++++ Task input ++++
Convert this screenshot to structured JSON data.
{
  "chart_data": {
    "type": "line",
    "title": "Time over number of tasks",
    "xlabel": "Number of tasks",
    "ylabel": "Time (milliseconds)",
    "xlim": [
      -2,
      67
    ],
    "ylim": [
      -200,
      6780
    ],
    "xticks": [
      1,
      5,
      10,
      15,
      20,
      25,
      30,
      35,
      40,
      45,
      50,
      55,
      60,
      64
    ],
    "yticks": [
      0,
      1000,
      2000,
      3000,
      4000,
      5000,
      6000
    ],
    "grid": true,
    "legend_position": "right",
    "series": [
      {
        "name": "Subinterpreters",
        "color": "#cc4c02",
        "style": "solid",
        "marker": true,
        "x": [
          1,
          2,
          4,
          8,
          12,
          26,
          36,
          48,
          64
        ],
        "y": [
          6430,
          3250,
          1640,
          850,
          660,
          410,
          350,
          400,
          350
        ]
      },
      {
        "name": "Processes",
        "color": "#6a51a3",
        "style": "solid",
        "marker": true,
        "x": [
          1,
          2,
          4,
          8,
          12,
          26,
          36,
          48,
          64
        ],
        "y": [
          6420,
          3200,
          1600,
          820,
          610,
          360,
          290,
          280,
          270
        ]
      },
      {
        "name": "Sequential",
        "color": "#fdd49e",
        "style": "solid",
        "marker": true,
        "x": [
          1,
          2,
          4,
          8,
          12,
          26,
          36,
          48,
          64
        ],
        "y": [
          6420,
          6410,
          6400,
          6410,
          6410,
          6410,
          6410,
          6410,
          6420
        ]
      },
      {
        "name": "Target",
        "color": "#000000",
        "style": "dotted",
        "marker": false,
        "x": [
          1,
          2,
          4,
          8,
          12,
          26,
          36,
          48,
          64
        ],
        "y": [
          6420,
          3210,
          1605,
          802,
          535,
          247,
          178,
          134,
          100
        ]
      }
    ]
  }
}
++++
◆ Work to complete
Search the entries for "tasks" and copy out each line that has it.

◆ Problem solution
    "title": "Time over number of tasks",
    "xlabel": "Number of tasks",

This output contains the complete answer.